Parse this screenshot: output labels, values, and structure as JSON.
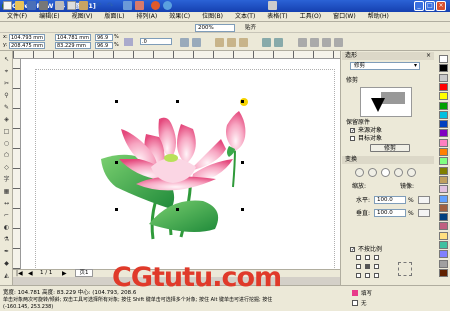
{
  "window": {
    "title": "CorelDRAW X4 - [图形1]"
  },
  "menu": [
    "文件(F)",
    "编辑(E)",
    "视图(V)",
    "版面(L)",
    "排列(A)",
    "效果(C)",
    "位图(B)",
    "文本(T)",
    "表格(T)",
    "工具(O)",
    "窗口(W)",
    "帮助(H)"
  ],
  "toolbar": {
    "zoom": "200%",
    "snap_label": "贴齐"
  },
  "propbar": {
    "x": "104.793 mm",
    "y": "208.475 mm",
    "w": "104.781 mm",
    "h": "83.229 mm",
    "scale_x": "96.9",
    "scale_y": "96.9",
    "percent": "%",
    "angle": ".0"
  },
  "canvas": {
    "page_nav": "1 / 1",
    "page_tab": "页1"
  },
  "docker": {
    "shaping_title": "造形",
    "mode": "修剪",
    "section_label": "修剪",
    "keep_original": "保留原件",
    "source_object": "来源对象",
    "target_object": "目标对象",
    "apply_button": "修剪",
    "transform_title": "变换",
    "scale_label": "缩放:",
    "mirror_label": "镜像:",
    "h_label": "水平:",
    "h_value": "100.0",
    "v_label": "垂直:",
    "v_value": "100.0",
    "proportional": "不按比例",
    "percent": "%"
  },
  "status": {
    "line1": "宽度: 104.781  高度: 83.229  中心: (104.793, 208.6",
    "line2": "单击对象两次可旋转/倾斜; 双击工具可选择所有对象; 按住 Shift 键单击可选择多个对象; 按住 Alt 键单击可进行挖掘; 按住",
    "coords": "(-160.145, 253.238)",
    "fill_label": "填写",
    "outline_label": "无"
  },
  "watermark": "CGtutu.com",
  "colors": {
    "accent": "#2b62d6",
    "watermark": "#e03a2a",
    "lotus_pink": "#f07aa0",
    "leaf_green": "#3aa84a"
  },
  "palette": [
    "#ffffff",
    "#000000",
    "#c8c8c8",
    "#ff0000",
    "#ffff00",
    "#00a000",
    "#00c0e0",
    "#0040c0",
    "#8000c0",
    "#ff80c0",
    "#ff8000",
    "#80ff80",
    "#808000",
    "#c0a060",
    "#e0c0e0",
    "#60a0ff",
    "#a06040",
    "#004080",
    "#c06080",
    "#ffe080",
    "#40c0a0",
    "#8080ff",
    "#a0a0a0",
    "#602000"
  ]
}
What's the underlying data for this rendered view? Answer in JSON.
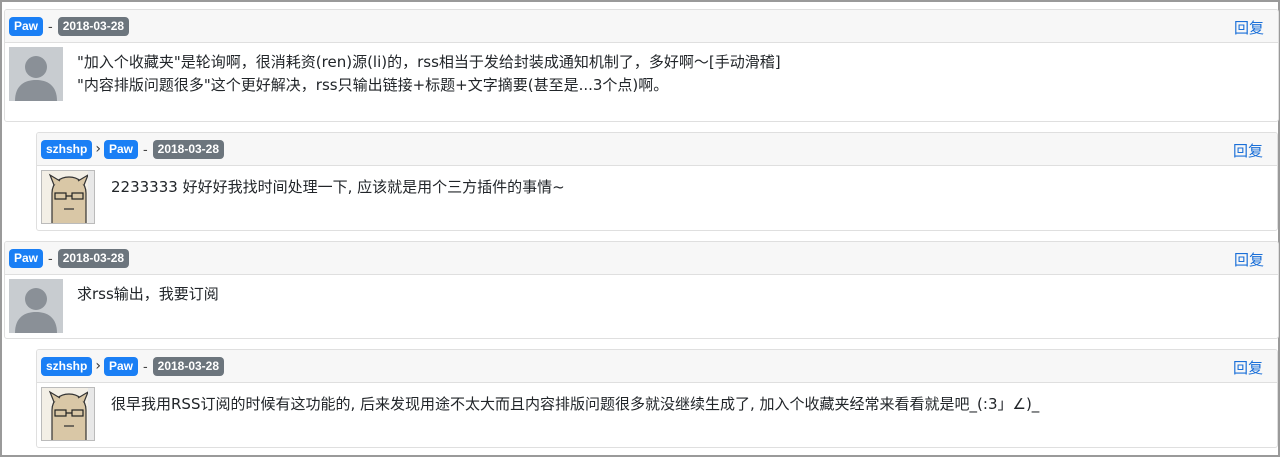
{
  "comments": [
    {
      "author": "Paw",
      "date": "2018-03-28",
      "reply_label": "回复",
      "avatar_icon": "default-user-avatar",
      "lines": [
        "\"加入个收藏夹\"是轮询啊，很消耗资(ren)源(li)的，rss相当于发给封装成通知机制了，多好啊～[手动滑稽]",
        "\"内容排版问题很多\"这个更好解决，rss只输出链接+标题+文字摘要(甚至是...3个点)啊。"
      ]
    },
    {
      "author": "szhshp",
      "reply_to": "Paw",
      "date": "2018-03-28",
      "reply_label": "回复",
      "avatar_icon": "cartoon-user-avatar",
      "lines": [
        "2233333 好好好我找时间处理一下, 应该就是用个三方插件的事情~"
      ]
    },
    {
      "author": "Paw",
      "date": "2018-03-28",
      "reply_label": "回复",
      "avatar_icon": "default-user-avatar",
      "lines": [
        "求rss输出，我要订阅"
      ]
    },
    {
      "author": "szhshp",
      "reply_to": "Paw",
      "date": "2018-03-28",
      "reply_label": "回复",
      "avatar_icon": "cartoon-user-avatar",
      "lines": [
        "很早我用RSS订阅的时候有这功能的, 后来发现用途不太大而且内容排版问题很多就没继续生成了, 加入个收藏夹经常来看看就是吧_(:3」∠)_"
      ]
    }
  ],
  "colors": {
    "badge_author": "#1a7ff5",
    "badge_date": "#6c757d",
    "reply_link": "#1a6fd8",
    "header_bg": "#f7f7f7"
  }
}
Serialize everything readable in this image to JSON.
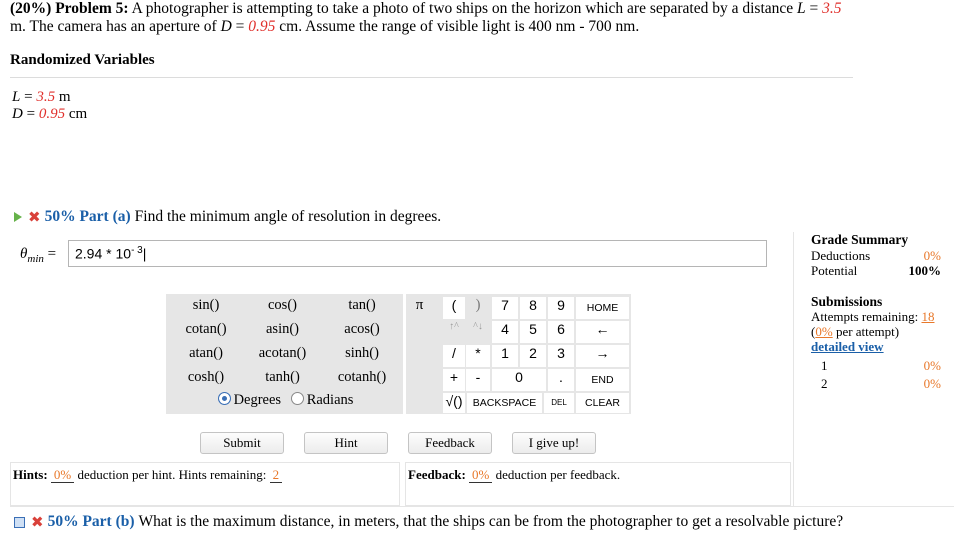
{
  "problem": {
    "prefix": "(20%) Problem 5:",
    "text1": "A photographer is attempting to take a photo of two ships on the horizon which are separated by a distance ",
    "L_sym": "L",
    "eq": " = ",
    "L_val": "3.5",
    "text2": " m. The camera has an aperture of ",
    "D_sym": "D",
    "D_val": "0.95",
    "text3": " cm. Assume the range of visible light is 400 nm - 700 nm."
  },
  "randomized": {
    "title": "Randomized Variables",
    "L_sym": "L",
    "L_val": "3.5",
    "L_unit": "m",
    "D_sym": "D",
    "D_val": "0.95",
    "D_unit": "cm"
  },
  "part_a": {
    "percent": "50% Part (a)",
    "question": "Find the minimum angle of resolution in degrees.",
    "theta_label": "θ",
    "theta_sub": "min",
    "equals": "=",
    "answer": "2.94 * 10",
    "answer_exp": "- 3"
  },
  "grade_summary": {
    "title": "Grade Summary",
    "deductions_label": "Deductions",
    "deductions_value": "0%",
    "potential_label": "Potential",
    "potential_value": "100%"
  },
  "submissions": {
    "title": "Submissions",
    "attempts_label": "Attempts remaining:",
    "attempts_value": "18",
    "per_attempt_pct": "0%",
    "per_attempt_text": " per attempt)",
    "detailed": "detailed view",
    "rows": [
      {
        "n": "1",
        "pct": "0%"
      },
      {
        "n": "2",
        "pct": "0%"
      }
    ]
  },
  "calculator": {
    "functions": [
      [
        "sin()",
        "cos()",
        "tan()"
      ],
      [
        "cotan()",
        "asin()",
        "acos()"
      ],
      [
        "atan()",
        "acotan()",
        "sinh()"
      ],
      [
        "cosh()",
        "tanh()",
        "cotanh()"
      ]
    ],
    "degrees": "Degrees",
    "radians": "Radians",
    "pi": "π",
    "lparen": "(",
    "rparen": ")",
    "up": "↑^",
    "down": "^↓",
    "div": "/",
    "mul": "*",
    "plus": "+",
    "minus": "-",
    "sqrt": "√()",
    "digits": [
      "7",
      "8",
      "9",
      "4",
      "5",
      "6",
      "1",
      "2",
      "3",
      "0",
      "."
    ],
    "home": "HOME",
    "left": "←",
    "right": "→",
    "end": "END",
    "backspace": "BACKSPACE",
    "del": "DEL",
    "clear": "CLEAR"
  },
  "buttons": {
    "submit": "Submit",
    "hint": "Hint",
    "feedback": "Feedback",
    "giveup": "I give up!"
  },
  "hints": {
    "label": "Hints:",
    "pct": "0%",
    "text": " deduction per hint. Hints remaining: ",
    "remaining": "2"
  },
  "feedback": {
    "label": "Feedback:",
    "pct": "0%",
    "text": " deduction per feedback."
  },
  "part_b": {
    "percent": "50% Part (b)",
    "question": "What is the maximum distance, in meters, that the ships can be from the photographer to get a resolvable picture?"
  },
  "colors": {
    "accent_blue": "#1a5fa8",
    "variable_red": "#e0302c",
    "orange": "#e8782a",
    "calc_gray": "#e6e6e6"
  }
}
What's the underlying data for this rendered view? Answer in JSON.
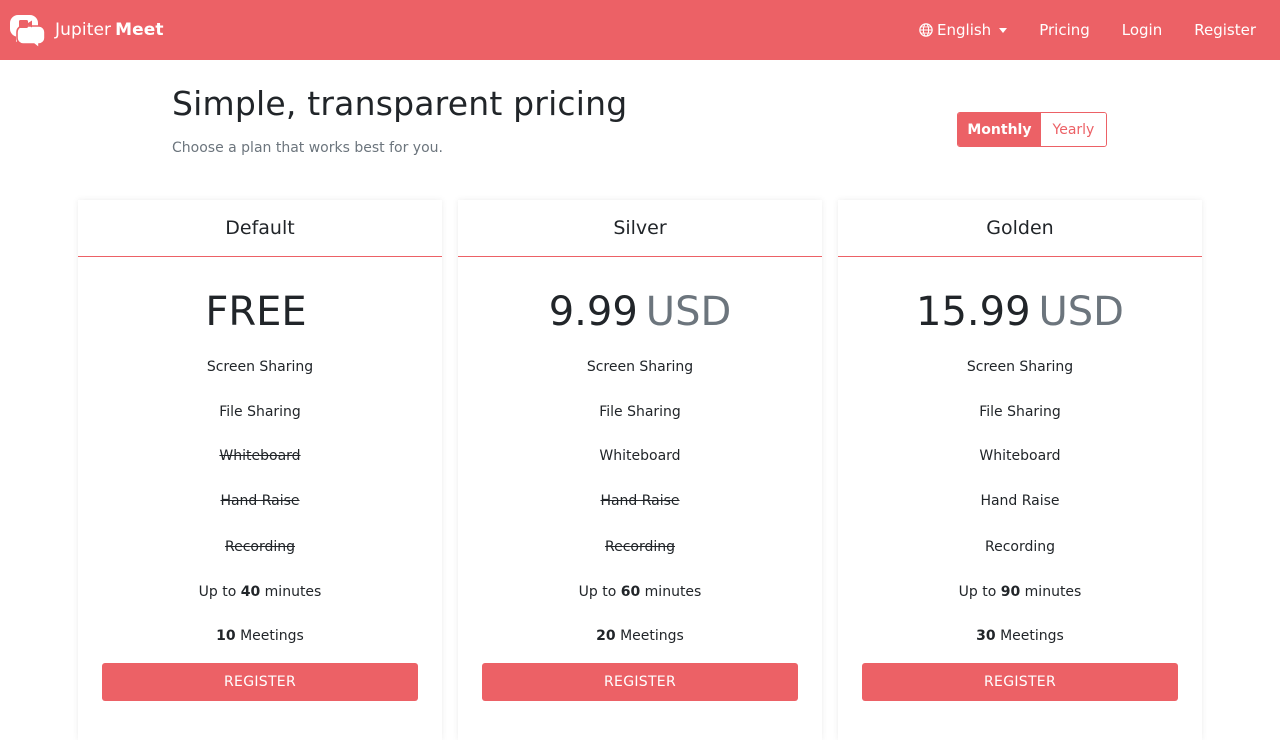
{
  "brand": {
    "name_part1": "Jupiter",
    "name_part2": "Meet",
    "icon": "chat-video-logo-icon",
    "color": "#ec6166"
  },
  "nav": {
    "language": "English",
    "language_icon": "globe-icon",
    "pricing": "Pricing",
    "login": "Login",
    "register": "Register"
  },
  "hero": {
    "title": "Simple, transparent pricing",
    "subtitle": "Choose a plan that works best for you."
  },
  "billing_toggle": {
    "monthly": "Monthly",
    "yearly": "Yearly",
    "selected": "Monthly"
  },
  "plans": [
    {
      "name": "Default",
      "price": "FREE",
      "currency": "",
      "features": [
        {
          "label": "Screen Sharing",
          "included": true
        },
        {
          "label": "File Sharing",
          "included": true
        },
        {
          "label": "Whiteboard",
          "included": false
        },
        {
          "label": "Hand Raise",
          "included": false
        },
        {
          "label": "Recording",
          "included": false
        }
      ],
      "minutes_prefix": "Up to",
      "minutes": "40",
      "minutes_suffix": "minutes",
      "meetings": "10",
      "meetings_suffix": "Meetings",
      "button": "REGISTER"
    },
    {
      "name": "Silver",
      "price": "9.99",
      "currency": "USD",
      "features": [
        {
          "label": "Screen Sharing",
          "included": true
        },
        {
          "label": "File Sharing",
          "included": true
        },
        {
          "label": "Whiteboard",
          "included": true
        },
        {
          "label": "Hand Raise",
          "included": false
        },
        {
          "label": "Recording",
          "included": false
        }
      ],
      "minutes_prefix": "Up to",
      "minutes": "60",
      "minutes_suffix": "minutes",
      "meetings": "20",
      "meetings_suffix": "Meetings",
      "button": "REGISTER"
    },
    {
      "name": "Golden",
      "price": "15.99",
      "currency": "USD",
      "features": [
        {
          "label": "Screen Sharing",
          "included": true
        },
        {
          "label": "File Sharing",
          "included": true
        },
        {
          "label": "Whiteboard",
          "included": true
        },
        {
          "label": "Hand Raise",
          "included": true
        },
        {
          "label": "Recording",
          "included": true
        }
      ],
      "minutes_prefix": "Up to",
      "minutes": "90",
      "minutes_suffix": "minutes",
      "meetings": "30",
      "meetings_suffix": "Meetings",
      "button": "REGISTER"
    }
  ]
}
....................
▶ **Written instruction**
Where a line of the entries contains the word "remaining", copy that line.

▶ **Answer for the task**
    "attempts_label": "Attempts remaining:",
    "text": " deduction per hint. Hints remaining: ",
    "remaining": "2"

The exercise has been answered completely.